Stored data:
· · · · · · ·

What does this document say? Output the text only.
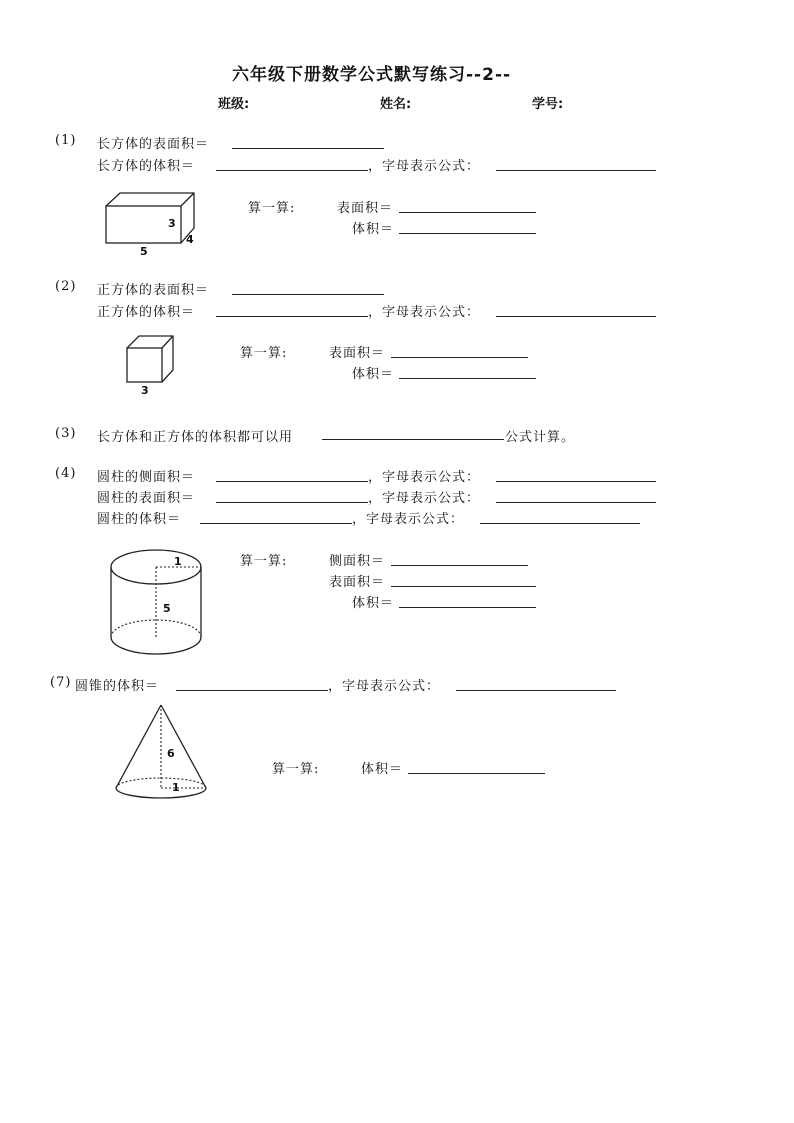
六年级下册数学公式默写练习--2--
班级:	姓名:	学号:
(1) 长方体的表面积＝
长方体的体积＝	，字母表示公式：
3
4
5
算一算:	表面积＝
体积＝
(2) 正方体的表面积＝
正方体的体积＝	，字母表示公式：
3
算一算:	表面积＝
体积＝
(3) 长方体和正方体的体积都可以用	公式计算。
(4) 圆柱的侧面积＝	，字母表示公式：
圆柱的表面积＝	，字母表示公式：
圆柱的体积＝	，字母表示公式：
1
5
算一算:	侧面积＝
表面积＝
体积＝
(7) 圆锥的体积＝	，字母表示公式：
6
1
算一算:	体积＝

· · · · · · ·

• Exercise requirements
Go through the lines above. Select every one that has the string "字母表示公式".

• Output of the exercise
长方体的体积＝	，字母表示公式：
正方体的体积＝	，字母表示公式：
(4) 圆柱的侧面积＝	，字母表示公式：
圆柱的表面积＝	，字母表示公式：
圆柱的体积＝	，字母表示公式：
(7) 圆锥的体积＝	，字母表示公式：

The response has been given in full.